◆ **What the exercise asks**
Write the records below out again exactly as given, with no images.

--- START Provided data ---

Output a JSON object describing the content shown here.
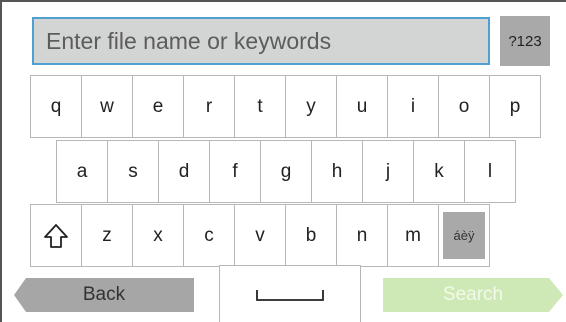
{
  "search": {
    "placeholder": "Enter file name or keywords"
  },
  "mode_key": {
    "label": "?123"
  },
  "keyboard": {
    "row1": [
      "q",
      "w",
      "e",
      "r",
      "t",
      "y",
      "u",
      "i",
      "o",
      "p"
    ],
    "row2": [
      "a",
      "s",
      "d",
      "f",
      "g",
      "h",
      "j",
      "k",
      "l"
    ],
    "row3": [
      "z",
      "x",
      "c",
      "v",
      "b",
      "n",
      "m"
    ],
    "shift_icon": "shift-arrow-up-icon",
    "accent_key_label": "áèÿ",
    "space_icon": "space-bar-icon"
  },
  "actions": {
    "back_label": "Back",
    "search_label": "Search"
  },
  "colors": {
    "field_background": "#d3d5d4",
    "field_border": "#4f9fcf",
    "special_key": "#a9a9a9",
    "back_button": "#a6a6a6",
    "search_button": "#cfe9b6"
  }
}
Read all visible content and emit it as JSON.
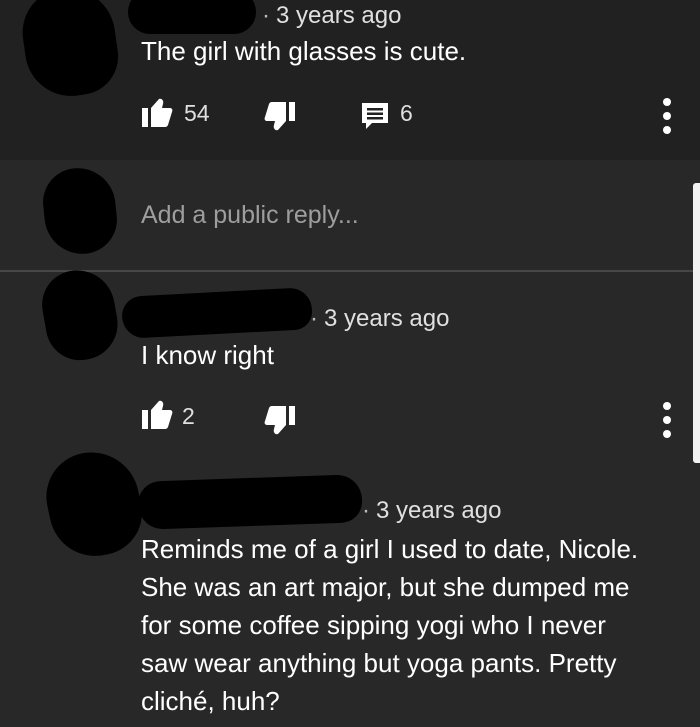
{
  "comment": {
    "timestamp": "3 years ago",
    "text": "The girl with glasses is cute.",
    "likes": "54",
    "replies": "6"
  },
  "reply_box": {
    "placeholder": "Add a public reply..."
  },
  "replies": [
    {
      "timestamp": "3 years ago",
      "text": "I know right",
      "likes": "2"
    },
    {
      "timestamp": "3 years ago",
      "text_lines": [
        "Reminds me of a girl I used to date, Nicole.",
        "She was an art major, but she dumped me",
        "for some coffee sipping yogi who I never",
        "saw wear anything but yoga pants. Pretty",
        "cliché, huh?"
      ]
    }
  ],
  "icons": {
    "like": "thumbs-up-icon",
    "dislike": "thumbs-down-icon",
    "reply": "comment-icon",
    "menu": "more-vert-icon"
  },
  "colors": {
    "background": "#272727",
    "top_band": "#212121",
    "text": "#ffffff",
    "muted": "#9e9e9e",
    "redaction": "#000000"
  }
}
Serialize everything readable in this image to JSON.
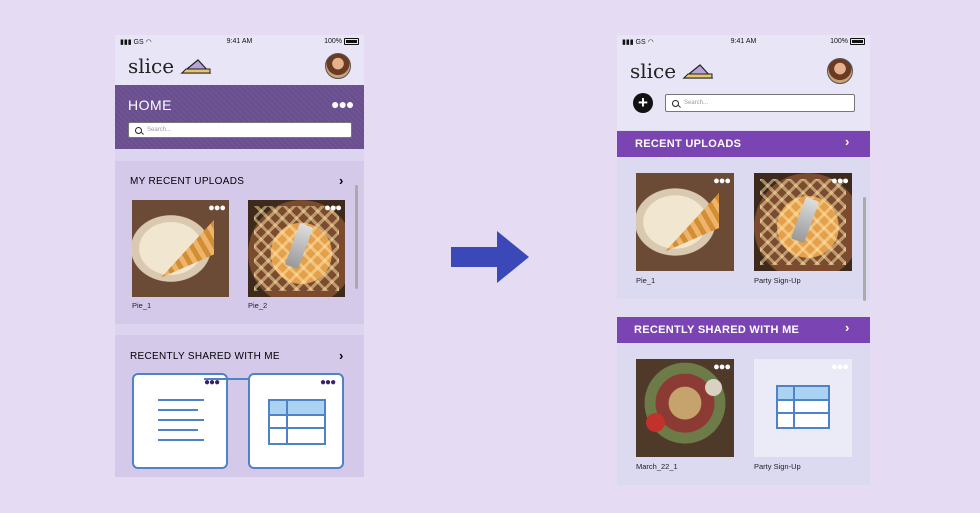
{
  "status": {
    "carrier": "GS",
    "time": "9:41 AM",
    "battery": "100%"
  },
  "app": {
    "logo": "slice"
  },
  "left": {
    "title": "HOME",
    "search_placeholder": "Search...",
    "section1": {
      "title": "MY RECENT UPLOADS",
      "items": [
        {
          "caption": "Pie_1"
        },
        {
          "caption": "Pie_2"
        }
      ]
    },
    "section2": {
      "title": "RECENTLY SHARED WITH ME"
    }
  },
  "right": {
    "search_placeholder": "Search...",
    "section1": {
      "title": "RECENT UPLOADS",
      "items": [
        {
          "caption": "Pie_1"
        },
        {
          "caption": "Party Sign-Up"
        }
      ]
    },
    "section2": {
      "title": "RECENTLY SHARED WITH ME",
      "items": [
        {
          "caption": "March_22_1"
        },
        {
          "caption": "Party Sign-Up"
        }
      ]
    }
  },
  "colors": {
    "background": "#e5dcf3",
    "accent_purple": "#7a44b3",
    "doc_blue": "#4f82c7"
  },
  "icons": [
    "signal-icon",
    "wifi-icon",
    "battery-icon",
    "pie-logo-icon",
    "more-icon",
    "search-icon",
    "chevron-right-icon",
    "plus-icon",
    "document-icon",
    "spreadsheet-icon",
    "arrow-right-icon"
  ]
}
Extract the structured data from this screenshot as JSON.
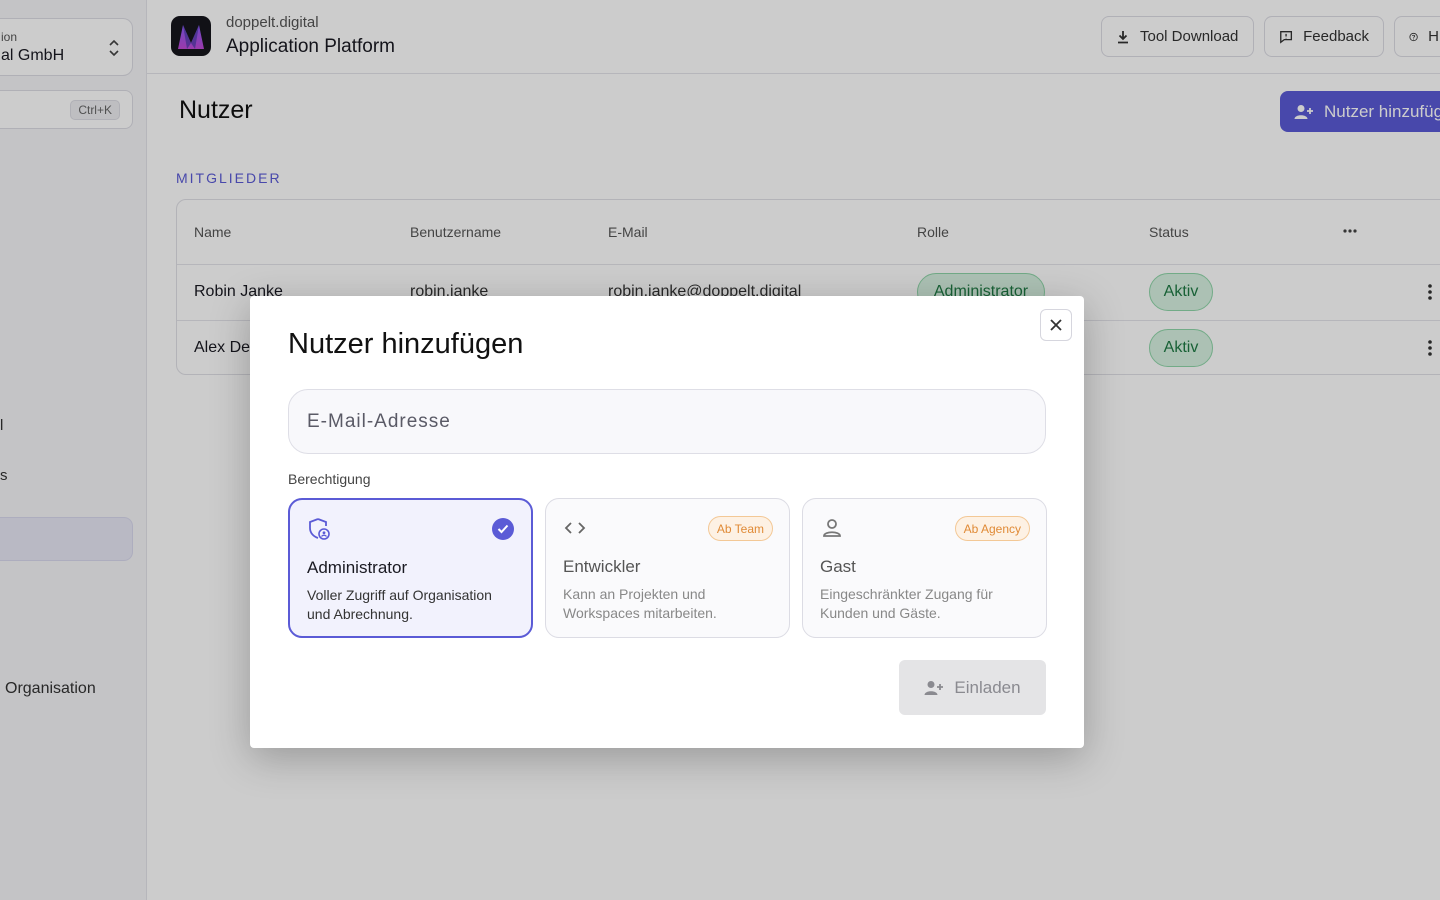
{
  "sidebar": {
    "org_small": "ion",
    "org_name": "al GmbH",
    "search_shortcut": "Ctrl+K",
    "nav_fragment_1": "l",
    "nav_fragment_2": "s",
    "nav_org": "Organisation"
  },
  "topbar": {
    "brand_small": "doppelt.digital",
    "brand_title": "Application Platform",
    "tool_download": "Tool Download",
    "feedback": "Feedback",
    "help": "H"
  },
  "page": {
    "title": "Nutzer",
    "add_user": "Nutzer hinzufüg",
    "section": "MITGLIEDER"
  },
  "table": {
    "headers": [
      "Name",
      "Benutzername",
      "E-Mail",
      "Rolle",
      "Status"
    ],
    "rows": [
      {
        "name": "Robin Janke",
        "username": "robin.janke",
        "email": "robin.janke@doppelt.digital",
        "role": "Administrator",
        "status": "Aktiv"
      },
      {
        "name": "Alex De",
        "status": "Aktiv"
      }
    ]
  },
  "modal": {
    "title": "Nutzer hinzufügen",
    "email_placeholder": "E-Mail-Adresse",
    "permission_label": "Berechtigung",
    "roles": [
      {
        "title": "Administrator",
        "desc": "Voller Zugriff auf Organisation und Abrechnung.",
        "icon": "shield-user-icon",
        "selected": true
      },
      {
        "title": "Entwickler",
        "desc": "Kann an Projekten und Workspaces mitarbeiten.",
        "icon": "code-icon",
        "badge": "Ab Team"
      },
      {
        "title": "Gast",
        "desc": "Eingeschränkter Zugang für Kunden und Gäste.",
        "icon": "user-icon",
        "badge": "Ab Agency"
      }
    ],
    "invite": "Einladen"
  },
  "colors": {
    "accent": "#5b5bd6",
    "success": "#1e7a44",
    "badge_orange": "#e08a36"
  }
}
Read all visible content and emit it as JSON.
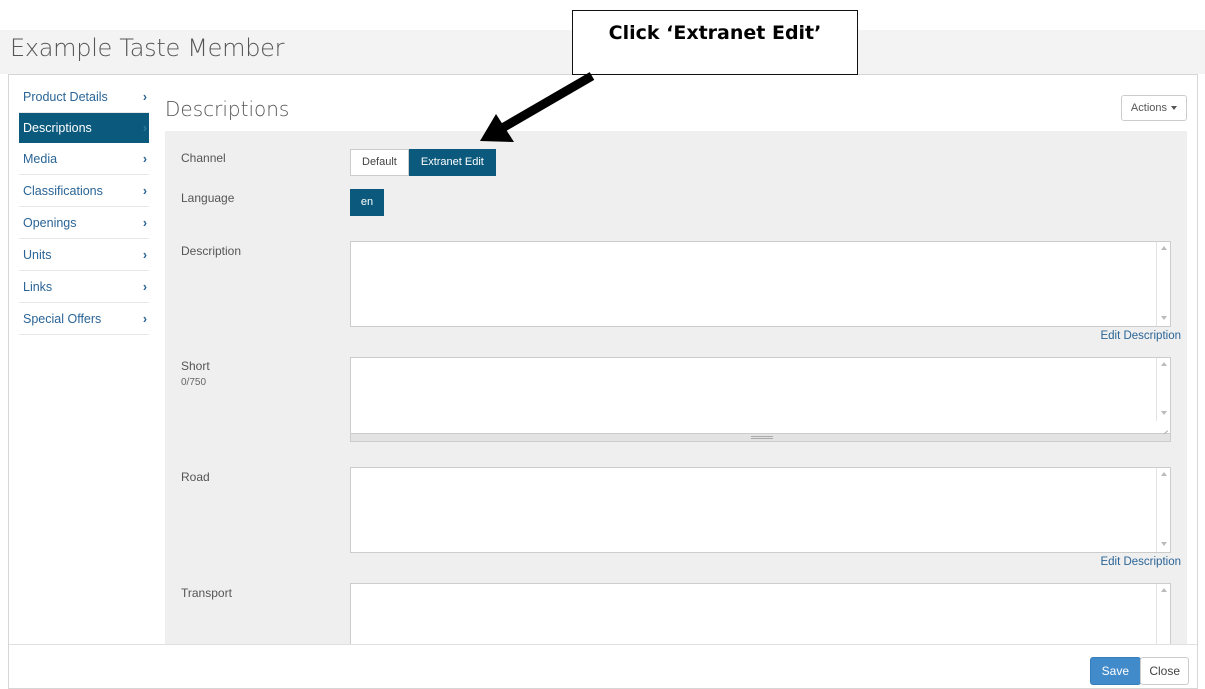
{
  "page": {
    "title": "Example Taste Member"
  },
  "sidebar": {
    "items": [
      {
        "label": "Product Details"
      },
      {
        "label": "Descriptions"
      },
      {
        "label": "Media"
      },
      {
        "label": "Classifications"
      },
      {
        "label": "Openings"
      },
      {
        "label": "Units"
      },
      {
        "label": "Links"
      },
      {
        "label": "Special Offers"
      }
    ],
    "active_index": 1,
    "chevron": "›"
  },
  "content": {
    "title": "Descriptions",
    "actions_label": "Actions"
  },
  "form": {
    "channel_label": "Channel",
    "channel_options": [
      "Default",
      "Extranet Edit"
    ],
    "channel_selected": "Extranet Edit",
    "language_label": "Language",
    "language_value": "en",
    "description_label": "Description",
    "description_value": "",
    "edit_description_label": "Edit Description",
    "short_label": "Short",
    "short_counter": "0/750",
    "short_value": "",
    "road_label": "Road",
    "road_value": "",
    "transport_label": "Transport",
    "transport_value": ""
  },
  "footer": {
    "save_label": "Save",
    "close_label": "Close"
  },
  "annotation": {
    "callout_text": "Click ‘Extranet Edit’"
  },
  "colors": {
    "primary": "#0b5a7e",
    "link": "#2a6496",
    "save": "#428bca"
  }
}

--- END Provided data ---

◆ **Exercise output**
Output a JSON object describing the content shown here.
{
  "search": {
    "placeholder": "Enter file name or keywords"
  },
  "mode_key": {
    "label": "?123"
  },
  "keyboard": {
    "row1": [
      "q",
      "w",
      "e",
      "r",
      "t",
      "y",
      "u",
      "i",
      "o",
      "p"
    ],
    "row2": [
      "a",
      "s",
      "d",
      "f",
      "g",
      "h",
      "j",
      "k",
      "l"
    ],
    "row3": [
      "z",
      "x",
      "c",
      "v",
      "b",
      "n",
      "m"
    ],
    "shift_icon": "shift-arrow-up-icon",
    "accent_key_label": "áèÿ",
    "space_icon": "space-bar-icon"
  },
  "actions": {
    "back_label": "Back",
    "search_label": "Search"
  },
  "colors": {
    "field_background": "#d3d5d4",
    "field_border": "#4f9fcf",
    "special_key": "#a9a9a9",
    "back_button": "#a6a6a6",
    "search_button": "#cfe9b6"
  }
}
Read all visible content and emit it as JSON.
{
  "comment": {
    "timestamp": "3 years ago",
    "text": "The girl with glasses is cute.",
    "likes": "54",
    "replies": "6"
  },
  "reply_box": {
    "placeholder": "Add a public reply..."
  },
  "replies": [
    {
      "timestamp": "3 years ago",
      "text": "I know right",
      "likes": "2"
    },
    {
      "timestamp": "3 years ago",
      "text_lines": [
        "Reminds me of a girl I used to date, Nicole.",
        "She was an art major, but she dumped me",
        "for some coffee sipping yogi who I never",
        "saw wear anything but yoga pants. Pretty",
        "cliché, huh?"
      ]
    }
  ],
  "icons": {
    "like": "thumbs-up-icon",
    "dislike": "thumbs-down-icon",
    "reply": "comment-icon",
    "menu": "more-vert-icon"
  },
  "colors": {
    "background": "#272727",
    "top_band": "#212121",
    "text": "#ffffff",
    "muted": "#9e9e9e",
    "redaction": "#000000"
  }
}
Serialize everything readable in this image to JSON.
{
  "status": {
    "carrier": "GS",
    "time": "9:41 AM",
    "battery": "100%"
  },
  "app": {
    "logo": "slice"
  },
  "left": {
    "title": "HOME",
    "search_placeholder": "Search...",
    "section1": {
      "title": "MY RECENT UPLOADS",
      "items": [
        {
          "caption": "Pie_1"
        },
        {
          "caption": "Pie_2"
        }
      ]
    },
    "section2": {
      "title": "RECENTLY SHARED WITH ME"
    }
  },
  "right": {
    "search_placeholder": "Search...",
    "section1": {
      "title": "RECENT UPLOADS",
      "items": [
        {
          "caption": "Pie_1"
        },
        {
          "caption": "Party Sign-Up"
        }
      ]
    },
    "section2": {
      "title": "RECENTLY SHARED WITH ME",
      "items": [
        {
          "caption": "March_22_1"
        },
        {
          "caption": "Party Sign-Up"
        }
      ]
    }
  },
  "colors": {
    "background": "#e5dcf3",
    "accent_purple": "#7a44b3",
    "doc_blue": "#4f82c7"
  },
  "icons": [
    "signal-icon",
    "wifi-icon",
    "battery-icon",
    "pie-logo-icon",
    "more-icon",
    "search-icon",
    "chevron-right-icon",
    "plus-icon",
    "document-icon",
    "spreadsheet-icon",
    "arrow-right-icon"
  ]
}
Extract the structured data from this screenshot as JSON.
{
  "sidebar": {
    "org_small": "ion",
    "org_name": "al GmbH",
    "search_shortcut": "Ctrl+K",
    "nav_fragment_1": "l",
    "nav_fragment_2": "s",
    "nav_org": "Organisation"
  },
  "topbar": {
    "brand_small": "doppelt.digital",
    "brand_title": "Application Platform",
    "tool_download": "Tool Download",
    "feedback": "Feedback",
    "help": "H"
  },
  "page": {
    "title": "Nutzer",
    "add_user": "Nutzer hinzufüg",
    "section": "MITGLIEDER"
  },
  "table": {
    "headers": [
      "Name",
      "Benutzername",
      "E-Mail",
      "Rolle",
      "Status"
    ],
    "rows": [
      {
        "name": "Robin Janke",
        "username": "robin.janke",
        "email": "robin.janke@doppelt.digital",
        "role": "Administrator",
        "status": "Aktiv"
      },
      {
        "name": "Alex De",
        "status": "Aktiv"
      }
    ]
  },
  "modal": {
    "title": "Nutzer hinzufügen",
    "email_placeholder": "E-Mail-Adresse",
    "permission_label": "Berechtigung",
    "roles": [
      {
        "title": "Administrator",
        "desc": "Voller Zugriff auf Organisation und Abrechnung.",
        "icon": "shield-user-icon",
        "selected": true
      },
      {
        "title": "Entwickler",
        "desc": "Kann an Projekten und Workspaces mitarbeiten.",
        "icon": "code-icon",
        "badge": "Ab Team"
      },
      {
        "title": "Gast",
        "desc": "Eingeschränkter Zugang für Kunden und Gäste.",
        "icon": "user-icon",
        "badge": "Ab Agency"
      }
    ],
    "invite": "Einladen"
  },
  "colors": {
    "accent": "#5b5bd6",
    "success": "#1e7a44",
    "badge_orange": "#e08a36"
  }
}
Read all visible content and emit it as JSON.
{
  "page": {
    "title": "Example Taste Member"
  },
  "sidebar": {
    "items": [
      {
        "label": "Product Details"
      },
      {
        "label": "Descriptions"
      },
      {
        "label": "Media"
      },
      {
        "label": "Classifications"
      },
      {
        "label": "Openings"
      },
      {
        "label": "Units"
      },
      {
        "label": "Links"
      },
      {
        "label": "Special Offers"
      }
    ],
    "active_index": 1,
    "chevron": "›"
  },
  "content": {
    "title": "Descriptions",
    "actions_label": "Actions"
  },
  "form": {
    "channel_label": "Channel",
    "channel_options": [
      "Default",
      "Extranet Edit"
    ],
    "channel_selected": "Extranet Edit",
    "language_label": "Language",
    "language_value": "en",
    "description_label": "Description",
    "description_value": "",
    "edit_description_label": "Edit Description",
    "short_label": "Short",
    "short_counter": "0/750",
    "short_value": "",
    "road_label": "Road",
    "road_value": "",
    "transport_label": "Transport",
    "transport_value": ""
  },
  "footer": {
    "save_label": "Save",
    "close_label": "Close"
  },
  "annotation": {
    "callout_text": "Click ‘Extranet Edit’"
  },
  "colors": {
    "primary": "#0b5a7e",
    "link": "#2a6496",
    "save": "#428bca"
  }
}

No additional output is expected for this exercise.